▸ **SUPPLIED MATERIAL**:
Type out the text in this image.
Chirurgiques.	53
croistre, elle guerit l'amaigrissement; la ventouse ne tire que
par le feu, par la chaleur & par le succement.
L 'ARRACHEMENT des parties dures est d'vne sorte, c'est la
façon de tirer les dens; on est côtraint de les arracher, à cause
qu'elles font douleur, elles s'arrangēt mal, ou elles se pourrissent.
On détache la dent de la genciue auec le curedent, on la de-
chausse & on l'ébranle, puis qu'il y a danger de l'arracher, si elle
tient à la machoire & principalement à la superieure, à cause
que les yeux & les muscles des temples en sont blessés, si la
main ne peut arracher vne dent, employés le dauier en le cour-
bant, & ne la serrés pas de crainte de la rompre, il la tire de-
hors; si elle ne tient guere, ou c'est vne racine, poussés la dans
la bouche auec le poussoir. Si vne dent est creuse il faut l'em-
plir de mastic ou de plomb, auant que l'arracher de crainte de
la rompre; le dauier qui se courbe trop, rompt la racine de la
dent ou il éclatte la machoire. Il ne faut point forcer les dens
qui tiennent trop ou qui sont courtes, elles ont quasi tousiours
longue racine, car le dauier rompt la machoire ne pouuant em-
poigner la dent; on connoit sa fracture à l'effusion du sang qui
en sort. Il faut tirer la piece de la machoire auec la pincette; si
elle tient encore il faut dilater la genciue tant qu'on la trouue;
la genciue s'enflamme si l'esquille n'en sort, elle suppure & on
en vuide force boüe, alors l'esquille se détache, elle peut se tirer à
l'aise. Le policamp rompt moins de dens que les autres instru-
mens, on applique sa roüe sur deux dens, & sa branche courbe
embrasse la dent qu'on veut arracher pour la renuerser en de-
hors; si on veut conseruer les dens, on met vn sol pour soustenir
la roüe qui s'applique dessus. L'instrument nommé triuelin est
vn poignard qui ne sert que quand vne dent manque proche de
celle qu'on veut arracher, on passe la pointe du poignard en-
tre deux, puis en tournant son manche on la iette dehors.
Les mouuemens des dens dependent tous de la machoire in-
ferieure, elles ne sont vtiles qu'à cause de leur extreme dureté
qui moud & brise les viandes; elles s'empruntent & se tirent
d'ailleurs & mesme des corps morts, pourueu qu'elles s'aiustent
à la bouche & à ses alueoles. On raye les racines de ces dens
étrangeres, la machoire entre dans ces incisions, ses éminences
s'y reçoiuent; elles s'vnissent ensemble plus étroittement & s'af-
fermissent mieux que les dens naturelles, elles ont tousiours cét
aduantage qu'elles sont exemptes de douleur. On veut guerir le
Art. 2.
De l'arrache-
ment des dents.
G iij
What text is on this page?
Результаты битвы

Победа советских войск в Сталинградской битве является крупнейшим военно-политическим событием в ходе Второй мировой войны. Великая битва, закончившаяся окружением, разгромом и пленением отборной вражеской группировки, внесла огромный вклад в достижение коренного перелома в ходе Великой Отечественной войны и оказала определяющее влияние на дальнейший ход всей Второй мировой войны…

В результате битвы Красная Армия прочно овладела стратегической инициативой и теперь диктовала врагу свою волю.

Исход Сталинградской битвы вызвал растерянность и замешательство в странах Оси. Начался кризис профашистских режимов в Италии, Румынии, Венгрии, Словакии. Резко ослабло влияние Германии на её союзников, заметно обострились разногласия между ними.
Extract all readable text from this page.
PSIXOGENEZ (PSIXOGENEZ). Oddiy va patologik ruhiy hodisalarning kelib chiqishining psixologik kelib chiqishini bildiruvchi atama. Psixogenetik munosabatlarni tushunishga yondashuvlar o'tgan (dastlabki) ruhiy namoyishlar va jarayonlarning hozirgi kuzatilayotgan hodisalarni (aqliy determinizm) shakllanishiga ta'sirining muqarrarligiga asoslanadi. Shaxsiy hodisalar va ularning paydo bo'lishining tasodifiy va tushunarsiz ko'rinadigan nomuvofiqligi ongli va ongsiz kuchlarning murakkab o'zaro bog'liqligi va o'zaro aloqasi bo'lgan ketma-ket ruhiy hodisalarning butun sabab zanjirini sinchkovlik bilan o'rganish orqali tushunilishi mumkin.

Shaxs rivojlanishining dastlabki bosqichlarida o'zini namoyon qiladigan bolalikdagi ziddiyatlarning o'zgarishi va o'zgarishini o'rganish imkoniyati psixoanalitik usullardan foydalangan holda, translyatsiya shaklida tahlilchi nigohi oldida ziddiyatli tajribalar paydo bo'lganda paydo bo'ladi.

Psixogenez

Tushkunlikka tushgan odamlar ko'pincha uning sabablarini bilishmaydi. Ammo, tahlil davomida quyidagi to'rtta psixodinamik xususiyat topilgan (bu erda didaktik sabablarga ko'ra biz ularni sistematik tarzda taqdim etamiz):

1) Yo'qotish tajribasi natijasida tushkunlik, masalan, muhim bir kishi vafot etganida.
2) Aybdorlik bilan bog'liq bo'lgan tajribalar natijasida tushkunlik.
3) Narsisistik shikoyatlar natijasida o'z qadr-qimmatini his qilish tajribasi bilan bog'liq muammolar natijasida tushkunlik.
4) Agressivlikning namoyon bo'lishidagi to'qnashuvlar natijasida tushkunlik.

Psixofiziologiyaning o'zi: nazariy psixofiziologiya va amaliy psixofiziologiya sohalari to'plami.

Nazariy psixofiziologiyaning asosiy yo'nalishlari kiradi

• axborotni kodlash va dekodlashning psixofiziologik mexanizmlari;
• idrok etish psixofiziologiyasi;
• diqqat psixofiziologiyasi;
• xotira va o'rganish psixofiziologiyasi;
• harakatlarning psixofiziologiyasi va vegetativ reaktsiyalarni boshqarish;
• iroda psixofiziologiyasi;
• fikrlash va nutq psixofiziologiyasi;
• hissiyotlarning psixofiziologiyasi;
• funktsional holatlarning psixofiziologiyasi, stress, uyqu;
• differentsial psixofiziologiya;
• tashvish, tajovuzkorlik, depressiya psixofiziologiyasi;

▸ **WHAT TO WORK ON**: How many of these lines contain "sont"? Write only the number.

▸ **RESPONSE TO THIS TASK**: 4